◆ EXTRAIT FOURNI ◆
----
18 Déc

Interview. Les Olivensteins bougent encore !

On aurait pu les croire perdus à jamais pour le rock, disparus de tous les écrans radars pour l’éternité, fiers de ne pas avoir fait grand chose et pressés de laisser travailler la légende. Mais non, Les Olivensteins ont repris du service et sortent leur premier album 40 ans après leur apparition aussi céleste qu’éphémère…

Olivensteins 2018. 8bis

Jamais groupe aussi éphémère n’aura peut-être autant marqué l’histoire du rock en France. Les Olivensteins débarquent sur la scène rouennaise à la fin des années 70, en 1978 précisément. Les Dogs occupent déjà le terrain depuis quelques années, viennent de sortir deux EP et s’apprêtent à publier leur premier album, Different. Pourquoi je vous parle des Dogs ? Parce que les deux groupes sortent du même moule, du label Mélodies Massacre, label mais aussi mythique magasin de musique de la capitale normande, et que l’un et l’autre vont à leur manière laisser une empreinte indélébile sur le rock des années 80.
----
◆ SUPPORT DE TRAVAIL ◆
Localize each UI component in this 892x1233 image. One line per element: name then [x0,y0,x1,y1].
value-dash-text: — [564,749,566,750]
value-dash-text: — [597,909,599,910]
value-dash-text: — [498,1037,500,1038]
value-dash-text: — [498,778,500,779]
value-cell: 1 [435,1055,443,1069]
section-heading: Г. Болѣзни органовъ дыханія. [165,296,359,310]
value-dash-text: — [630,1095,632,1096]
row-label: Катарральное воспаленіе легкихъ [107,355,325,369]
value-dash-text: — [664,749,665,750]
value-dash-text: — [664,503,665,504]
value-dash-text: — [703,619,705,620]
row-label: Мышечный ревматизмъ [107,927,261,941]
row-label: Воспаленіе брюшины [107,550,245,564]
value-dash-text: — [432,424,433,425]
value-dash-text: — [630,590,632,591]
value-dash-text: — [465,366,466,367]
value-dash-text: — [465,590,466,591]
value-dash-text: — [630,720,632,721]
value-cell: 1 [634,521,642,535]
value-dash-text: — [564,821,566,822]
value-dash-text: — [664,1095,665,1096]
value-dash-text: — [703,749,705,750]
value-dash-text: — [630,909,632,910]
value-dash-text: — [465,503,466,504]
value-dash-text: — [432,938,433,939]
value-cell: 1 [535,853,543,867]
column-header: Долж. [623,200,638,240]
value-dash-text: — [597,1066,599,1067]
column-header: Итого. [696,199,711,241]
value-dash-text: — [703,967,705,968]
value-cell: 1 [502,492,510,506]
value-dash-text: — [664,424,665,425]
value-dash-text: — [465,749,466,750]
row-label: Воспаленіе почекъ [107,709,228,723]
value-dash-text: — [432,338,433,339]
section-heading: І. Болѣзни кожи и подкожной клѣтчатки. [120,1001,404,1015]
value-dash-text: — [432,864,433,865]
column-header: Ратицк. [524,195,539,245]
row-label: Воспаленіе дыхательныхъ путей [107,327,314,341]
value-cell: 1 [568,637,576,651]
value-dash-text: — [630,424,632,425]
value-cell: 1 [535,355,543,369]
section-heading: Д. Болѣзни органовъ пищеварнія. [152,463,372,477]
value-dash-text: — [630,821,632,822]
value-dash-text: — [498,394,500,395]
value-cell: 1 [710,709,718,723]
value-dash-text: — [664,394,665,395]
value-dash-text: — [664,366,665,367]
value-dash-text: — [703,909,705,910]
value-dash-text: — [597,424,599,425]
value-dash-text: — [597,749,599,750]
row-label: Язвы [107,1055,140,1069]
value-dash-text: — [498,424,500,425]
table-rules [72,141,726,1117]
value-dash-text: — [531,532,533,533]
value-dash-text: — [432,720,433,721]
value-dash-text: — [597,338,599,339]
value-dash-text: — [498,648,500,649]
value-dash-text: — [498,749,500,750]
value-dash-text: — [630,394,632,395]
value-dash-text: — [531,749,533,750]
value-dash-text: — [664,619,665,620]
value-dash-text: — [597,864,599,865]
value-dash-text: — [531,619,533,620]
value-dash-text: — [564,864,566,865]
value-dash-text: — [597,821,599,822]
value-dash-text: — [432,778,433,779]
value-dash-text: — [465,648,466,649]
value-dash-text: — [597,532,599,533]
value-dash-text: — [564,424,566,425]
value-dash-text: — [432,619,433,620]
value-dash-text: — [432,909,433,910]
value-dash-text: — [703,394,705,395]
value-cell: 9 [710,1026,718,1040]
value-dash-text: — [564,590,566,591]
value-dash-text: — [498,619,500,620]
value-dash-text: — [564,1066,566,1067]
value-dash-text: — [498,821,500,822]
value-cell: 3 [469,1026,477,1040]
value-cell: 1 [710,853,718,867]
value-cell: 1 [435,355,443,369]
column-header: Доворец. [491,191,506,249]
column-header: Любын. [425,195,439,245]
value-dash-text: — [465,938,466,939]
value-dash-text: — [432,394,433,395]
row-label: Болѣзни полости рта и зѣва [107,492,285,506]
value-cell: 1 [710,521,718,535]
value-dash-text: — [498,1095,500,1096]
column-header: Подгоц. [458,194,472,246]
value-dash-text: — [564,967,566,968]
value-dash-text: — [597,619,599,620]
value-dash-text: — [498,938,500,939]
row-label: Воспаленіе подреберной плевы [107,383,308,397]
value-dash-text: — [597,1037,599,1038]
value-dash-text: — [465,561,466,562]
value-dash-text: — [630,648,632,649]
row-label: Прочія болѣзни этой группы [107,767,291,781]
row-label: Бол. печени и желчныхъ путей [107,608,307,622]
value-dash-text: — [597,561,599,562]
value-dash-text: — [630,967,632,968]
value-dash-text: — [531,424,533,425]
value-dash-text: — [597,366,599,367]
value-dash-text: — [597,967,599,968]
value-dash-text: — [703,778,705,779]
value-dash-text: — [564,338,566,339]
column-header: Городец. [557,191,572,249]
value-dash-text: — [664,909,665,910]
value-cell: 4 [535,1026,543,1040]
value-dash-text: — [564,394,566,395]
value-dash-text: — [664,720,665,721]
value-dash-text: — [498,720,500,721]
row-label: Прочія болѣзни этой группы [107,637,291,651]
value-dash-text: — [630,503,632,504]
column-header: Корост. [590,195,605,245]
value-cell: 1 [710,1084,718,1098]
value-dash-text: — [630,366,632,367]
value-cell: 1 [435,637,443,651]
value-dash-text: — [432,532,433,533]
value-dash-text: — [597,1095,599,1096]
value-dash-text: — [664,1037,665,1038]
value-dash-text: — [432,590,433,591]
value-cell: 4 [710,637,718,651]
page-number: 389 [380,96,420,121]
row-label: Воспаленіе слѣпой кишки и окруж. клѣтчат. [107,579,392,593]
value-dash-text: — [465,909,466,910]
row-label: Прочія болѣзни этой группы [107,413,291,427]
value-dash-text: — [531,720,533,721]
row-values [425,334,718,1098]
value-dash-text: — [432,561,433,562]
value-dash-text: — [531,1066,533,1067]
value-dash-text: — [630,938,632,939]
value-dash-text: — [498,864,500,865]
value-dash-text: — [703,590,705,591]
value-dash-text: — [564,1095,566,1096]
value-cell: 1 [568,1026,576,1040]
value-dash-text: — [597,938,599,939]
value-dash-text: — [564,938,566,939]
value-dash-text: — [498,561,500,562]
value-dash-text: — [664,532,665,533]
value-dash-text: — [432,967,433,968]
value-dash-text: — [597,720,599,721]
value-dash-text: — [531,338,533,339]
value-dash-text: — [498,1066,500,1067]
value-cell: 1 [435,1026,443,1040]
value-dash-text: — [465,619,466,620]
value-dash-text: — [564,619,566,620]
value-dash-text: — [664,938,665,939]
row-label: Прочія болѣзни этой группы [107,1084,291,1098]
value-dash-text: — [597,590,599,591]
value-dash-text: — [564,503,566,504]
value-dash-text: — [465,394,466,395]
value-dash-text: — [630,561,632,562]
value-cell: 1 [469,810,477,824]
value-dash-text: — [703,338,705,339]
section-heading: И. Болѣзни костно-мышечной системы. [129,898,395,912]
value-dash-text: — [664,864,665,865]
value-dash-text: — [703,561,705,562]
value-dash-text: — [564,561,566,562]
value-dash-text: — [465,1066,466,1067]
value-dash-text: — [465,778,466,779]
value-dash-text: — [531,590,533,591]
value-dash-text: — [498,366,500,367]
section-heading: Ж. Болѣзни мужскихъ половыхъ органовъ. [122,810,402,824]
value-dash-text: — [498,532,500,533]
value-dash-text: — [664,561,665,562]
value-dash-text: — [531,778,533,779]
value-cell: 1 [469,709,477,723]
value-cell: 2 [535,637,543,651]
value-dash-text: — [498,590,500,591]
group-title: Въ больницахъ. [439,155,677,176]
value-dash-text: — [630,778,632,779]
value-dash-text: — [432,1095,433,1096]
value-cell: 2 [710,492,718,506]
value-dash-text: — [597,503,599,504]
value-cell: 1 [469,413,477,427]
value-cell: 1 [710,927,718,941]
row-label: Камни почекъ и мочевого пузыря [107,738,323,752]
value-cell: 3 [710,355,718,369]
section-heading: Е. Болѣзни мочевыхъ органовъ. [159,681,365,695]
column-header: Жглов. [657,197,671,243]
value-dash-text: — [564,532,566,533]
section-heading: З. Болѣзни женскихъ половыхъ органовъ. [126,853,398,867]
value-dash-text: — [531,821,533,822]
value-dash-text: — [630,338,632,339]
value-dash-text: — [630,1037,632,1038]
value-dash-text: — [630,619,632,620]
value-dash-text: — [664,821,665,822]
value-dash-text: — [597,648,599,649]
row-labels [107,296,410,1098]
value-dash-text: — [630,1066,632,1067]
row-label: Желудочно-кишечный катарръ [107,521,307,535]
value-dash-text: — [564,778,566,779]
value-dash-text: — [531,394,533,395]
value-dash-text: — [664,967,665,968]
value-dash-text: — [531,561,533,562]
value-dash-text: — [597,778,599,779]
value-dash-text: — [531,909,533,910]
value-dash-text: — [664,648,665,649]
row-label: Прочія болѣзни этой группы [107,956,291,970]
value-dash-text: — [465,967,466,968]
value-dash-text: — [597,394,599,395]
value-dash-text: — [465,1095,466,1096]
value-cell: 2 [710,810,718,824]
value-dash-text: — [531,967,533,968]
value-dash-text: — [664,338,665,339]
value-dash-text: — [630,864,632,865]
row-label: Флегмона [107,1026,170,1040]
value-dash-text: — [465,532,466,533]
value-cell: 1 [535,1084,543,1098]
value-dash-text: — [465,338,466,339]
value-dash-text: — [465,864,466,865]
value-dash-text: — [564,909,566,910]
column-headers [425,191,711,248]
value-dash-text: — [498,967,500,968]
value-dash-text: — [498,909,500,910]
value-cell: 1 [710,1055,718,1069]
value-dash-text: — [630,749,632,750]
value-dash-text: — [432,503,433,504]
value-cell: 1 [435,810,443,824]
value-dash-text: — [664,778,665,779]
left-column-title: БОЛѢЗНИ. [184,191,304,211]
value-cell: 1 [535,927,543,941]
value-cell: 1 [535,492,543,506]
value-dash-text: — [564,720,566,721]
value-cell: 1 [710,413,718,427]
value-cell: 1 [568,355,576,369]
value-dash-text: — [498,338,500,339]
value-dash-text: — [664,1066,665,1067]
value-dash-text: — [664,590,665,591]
----
◆ CONSIGNE 1 ◆
Pouvez-vous transformer en tableau Markdown les entrées, depuis leur première ligne jusqu'à la ligne contenant "value-cell: 1 [435,1055,443,1069]" incluse, en omettant les lignes vides ? Utilisez une colonne « N° » pour le numéro de ligne et une colonne « Entrée » pour la ligne.
◆ CONSIGNE 2 ◆
Pouvez-vous poursuivre l'article sur Les Olivensteins à partir de l'endroit où il s'arrête ?
L'article et les entrées proviennent de sources différentes.

◆ RÉPONSE ATTENDUE 1 ◆
| N° | Entrée |
|---|---|
| 1 | Localize each UI component in this 892x1233 image. One line per element: name then [x0,y0,x1,y1]. |
| 2 | value-dash-text: — [564,749,566,750] |
| 3 | value-dash-text: — [597,909,599,910] |
| 4 | value-dash-text: — [498,1037,500,1038] |
| 5 | value-dash-text: — [498,778,500,779] |
| 6 | value-cell: 1 [435,1055,443,1069] |

◆ RÉPONSE ATTENDUE 2 ◆
Avec une différence de taille tout de même, tandis que les premiers chantent en anglais, les seconds balancent des textes en français qui égratignent la bonne morale de ces années-là. Fier de ne rien faire, Euthanasie, Je hais les fils de riches… Tout y passe, la société n’a plus qu’à bien se tenir…

Entre 1978 et 1980, Les Olivensteins donnent quelques concerts qui partiront parfois en vrille et participeront à faire d’eux une légende. Reformés en 2013, il reprennent la route, font quelques dizaines de concerts un peu partout, dont un particulièrement remarqué à Nantes avec les Buzzcocks, et décident de casser leur image de groupe mythique en sortant un album, oui Les Olivensteins ont enfin leur album disponible en vinyle, comme à l’époque, mais aussi en digital et en cd.

Tout ça méritait bien une interview de Gilles Tandy, chanteur leader du groupe. Un coup de fil, quelques échanges de mail, la voici la voilà, mordante à souhait…

Mais… pourquoi donc ce retour ? Vous aviez oublié de dire au revoir vous aussi ou d’éteindre la lumière, ou peut-être de dire tout le bien que vous pensez des fils de riches ?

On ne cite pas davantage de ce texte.